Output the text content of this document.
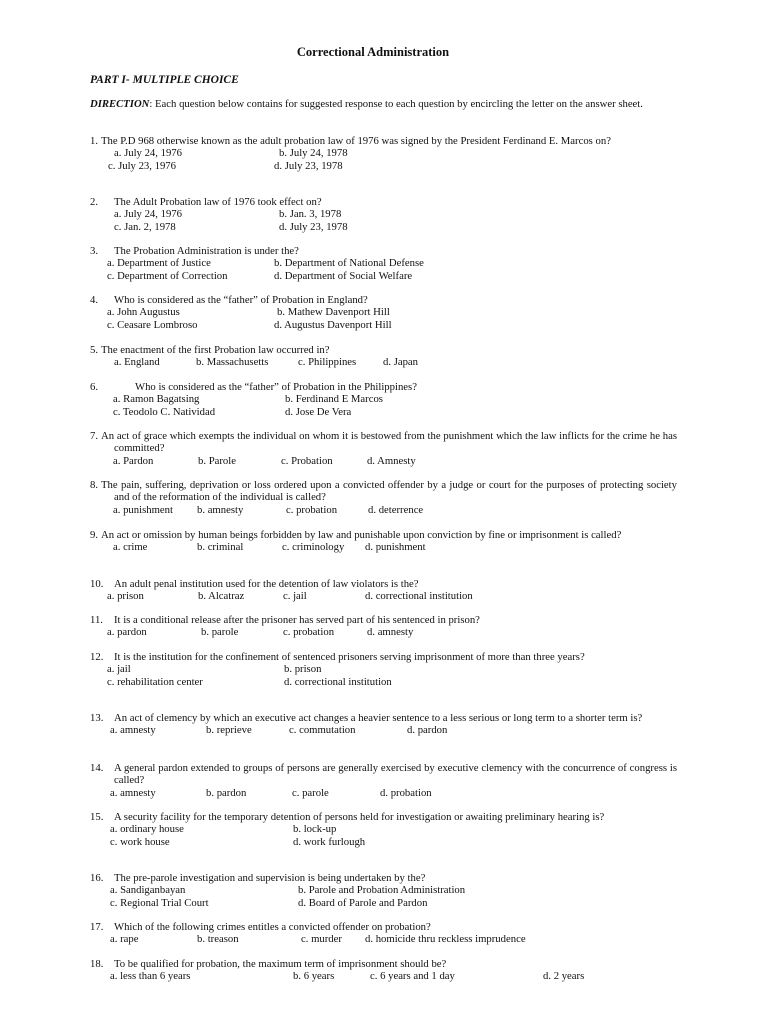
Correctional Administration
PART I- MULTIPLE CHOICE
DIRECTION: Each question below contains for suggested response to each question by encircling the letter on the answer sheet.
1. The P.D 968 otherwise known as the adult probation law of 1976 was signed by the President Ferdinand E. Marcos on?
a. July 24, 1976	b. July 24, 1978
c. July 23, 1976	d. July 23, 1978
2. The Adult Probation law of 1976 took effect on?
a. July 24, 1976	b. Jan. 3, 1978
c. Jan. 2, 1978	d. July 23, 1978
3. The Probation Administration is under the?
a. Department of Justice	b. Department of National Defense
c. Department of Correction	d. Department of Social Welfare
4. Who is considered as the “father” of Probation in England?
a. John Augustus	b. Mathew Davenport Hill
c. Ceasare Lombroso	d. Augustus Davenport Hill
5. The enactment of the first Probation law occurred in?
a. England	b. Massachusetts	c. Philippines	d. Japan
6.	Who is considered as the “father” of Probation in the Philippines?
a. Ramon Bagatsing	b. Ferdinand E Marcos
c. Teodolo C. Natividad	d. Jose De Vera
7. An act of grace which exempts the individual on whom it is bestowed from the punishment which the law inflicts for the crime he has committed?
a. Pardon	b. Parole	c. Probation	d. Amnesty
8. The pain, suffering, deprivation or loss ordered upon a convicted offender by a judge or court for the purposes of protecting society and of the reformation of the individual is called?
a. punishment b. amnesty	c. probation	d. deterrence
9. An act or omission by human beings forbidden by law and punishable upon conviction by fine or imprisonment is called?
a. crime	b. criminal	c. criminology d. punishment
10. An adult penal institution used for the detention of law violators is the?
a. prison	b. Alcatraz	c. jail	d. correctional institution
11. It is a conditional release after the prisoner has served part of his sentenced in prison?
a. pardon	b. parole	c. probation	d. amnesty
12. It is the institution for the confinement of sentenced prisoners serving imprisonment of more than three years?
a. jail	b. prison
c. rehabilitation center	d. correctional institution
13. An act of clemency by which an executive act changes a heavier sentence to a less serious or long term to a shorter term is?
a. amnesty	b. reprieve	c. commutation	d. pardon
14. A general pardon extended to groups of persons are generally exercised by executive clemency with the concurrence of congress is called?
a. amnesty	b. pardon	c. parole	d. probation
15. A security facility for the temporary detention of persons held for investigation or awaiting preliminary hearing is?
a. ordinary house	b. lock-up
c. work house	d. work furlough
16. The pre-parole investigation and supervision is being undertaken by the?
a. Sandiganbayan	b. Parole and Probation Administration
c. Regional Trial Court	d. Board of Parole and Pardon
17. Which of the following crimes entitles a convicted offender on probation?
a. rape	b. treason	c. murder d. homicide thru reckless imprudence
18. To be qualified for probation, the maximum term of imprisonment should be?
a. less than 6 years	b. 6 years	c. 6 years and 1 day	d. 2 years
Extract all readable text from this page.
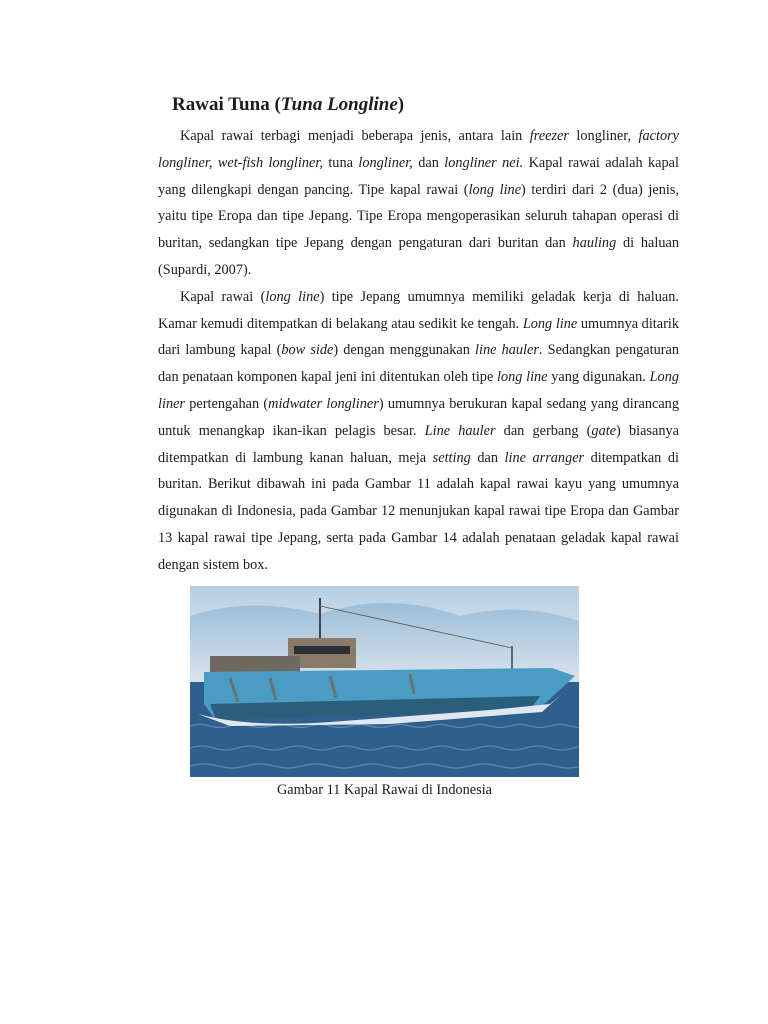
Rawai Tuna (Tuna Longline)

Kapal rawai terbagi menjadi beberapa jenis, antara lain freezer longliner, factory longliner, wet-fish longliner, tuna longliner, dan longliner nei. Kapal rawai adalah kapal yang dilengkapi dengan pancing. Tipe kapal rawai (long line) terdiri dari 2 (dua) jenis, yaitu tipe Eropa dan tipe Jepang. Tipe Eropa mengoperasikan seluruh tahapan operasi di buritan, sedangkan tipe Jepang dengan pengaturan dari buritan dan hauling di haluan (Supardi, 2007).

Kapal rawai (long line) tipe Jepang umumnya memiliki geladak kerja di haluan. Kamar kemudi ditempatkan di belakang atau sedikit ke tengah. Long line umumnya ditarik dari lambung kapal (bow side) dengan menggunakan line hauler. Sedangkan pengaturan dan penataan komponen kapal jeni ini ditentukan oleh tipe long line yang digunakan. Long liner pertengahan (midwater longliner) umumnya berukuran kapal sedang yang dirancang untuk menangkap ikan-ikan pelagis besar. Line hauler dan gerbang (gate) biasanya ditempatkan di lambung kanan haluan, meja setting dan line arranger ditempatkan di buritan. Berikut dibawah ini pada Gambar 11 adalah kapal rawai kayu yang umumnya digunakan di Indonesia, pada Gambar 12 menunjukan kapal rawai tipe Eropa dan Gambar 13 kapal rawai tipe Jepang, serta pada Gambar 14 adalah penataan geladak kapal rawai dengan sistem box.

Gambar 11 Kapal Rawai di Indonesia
____
[Task directions]: Restate the entire listing word for word, excluding pictures.

[Reply to the exercise]:
Output the text content of this document.
Correctional Administration
PART I- MULTIPLE CHOICE
DIRECTION: Each question below contains for suggested response to each question by encircling the letter on the answer sheet.
1. The P.D 968 otherwise known as the adult probation law of 1976 was signed by the President Ferdinand E. Marcos on?
a. July 24, 1976	b. July 24, 1978
c. July 23, 1976	d. July 23, 1978
2. The Adult Probation law of 1976 took effect on?
a. July 24, 1976	b. Jan. 3, 1978
c. Jan. 2, 1978	d. July 23, 1978
3. The Probation Administration is under the?
a. Department of Justice	b. Department of National Defense
c. Department of Correction	d. Department of Social Welfare
4. Who is considered as the “father” of Probation in England?
a. John Augustus	b. Mathew Davenport Hill
c. Ceasare Lombroso	d. Augustus Davenport Hill
5. The enactment of the first Probation law occurred in?
a. England	b. Massachusetts	c. Philippines	d. Japan
6.	Who is considered as the “father” of Probation in the Philippines?
a. Ramon Bagatsing	b. Ferdinand E Marcos
c. Teodolo C. Natividad	d. Jose De Vera
7. An act of grace which exempts the individual on whom it is bestowed from the punishment which the law inflicts for the crime he has committed?
a. Pardon	b. Parole	c. Probation	d. Amnesty
8. The pain, suffering, deprivation or loss ordered upon a convicted offender by a judge or court for the purposes of protecting society and of the reformation of the individual is called?
a. punishment b. amnesty	c. probation	d. deterrence
9. An act or omission by human beings forbidden by law and punishable upon conviction by fine or imprisonment is called?
a. crime	b. criminal	c. criminology d. punishment
10. An adult penal institution used for the detention of law violators is the?
a. prison	b. Alcatraz	c. jail	d. correctional institution
11. It is a conditional release after the prisoner has served part of his sentenced in prison?
a. pardon	b. parole	c. probation	d. amnesty
12. It is the institution for the confinement of sentenced prisoners serving imprisonment of more than three years?
a. jail	b. prison
c. rehabilitation center	d. correctional institution
13. An act of clemency by which an executive act changes a heavier sentence to a less serious or long term to a shorter term is?
a. amnesty	b. reprieve	c. commutation	d. pardon
14. A general pardon extended to groups of persons are generally exercised by executive clemency with the concurrence of congress is called?
a. amnesty	b. pardon	c. parole	d. probation
15. A security facility for the temporary detention of persons held for investigation or awaiting preliminary hearing is?
a. ordinary house	b. lock-up
c. work house	d. work furlough
16. The pre-parole investigation and supervision is being undertaken by the?
a. Sandiganbayan	b. Parole and Probation Administration
c. Regional Trial Court	d. Board of Parole and Pardon
17. Which of the following crimes entitles a convicted offender on probation?
a. rape	b. treason	c. murder d. homicide thru reckless imprudence
18. To be qualified for probation, the maximum term of imprisonment should be?
a. less than 6 years	b. 6 years	c. 6 years and 1 day	d. 2 years
Extract all readable text from this page.
Rawai Tuna (Tuna Longline)

Kapal rawai terbagi menjadi beberapa jenis, antara lain freezer longliner, factory longliner, wet-fish longliner, tuna longliner, dan longliner nei. Kapal rawai adalah kapal yang dilengkapi dengan pancing. Tipe kapal rawai (long line) terdiri dari 2 (dua) jenis, yaitu tipe Eropa dan tipe Jepang. Tipe Eropa mengoperasikan seluruh tahapan operasi di buritan, sedangkan tipe Jepang dengan pengaturan dari buritan dan hauling di haluan (Supardi, 2007).

Kapal rawai (long line) tipe Jepang umumnya memiliki geladak kerja di haluan. Kamar kemudi ditempatkan di belakang atau sedikit ke tengah. Long line umumnya ditarik dari lambung kapal (bow side) dengan menggunakan line hauler. Sedangkan pengaturan dan penataan komponen kapal jeni ini ditentukan oleh tipe long line yang digunakan. Long liner pertengahan (midwater longliner) umumnya berukuran kapal sedang yang dirancang untuk menangkap ikan-ikan pelagis besar. Line hauler dan gerbang (gate) biasanya ditempatkan di lambung kanan haluan, meja setting dan line arranger ditempatkan di buritan. Berikut dibawah ini pada Gambar 11 adalah kapal rawai kayu yang umumnya digunakan di Indonesia, pada Gambar 12 menunjukan kapal rawai tipe Eropa dan Gambar 13 kapal rawai tipe Jepang, serta pada Gambar 14 adalah penataan geladak kapal rawai dengan sistem box.

Gambar 11 Kapal Rawai di Indonesia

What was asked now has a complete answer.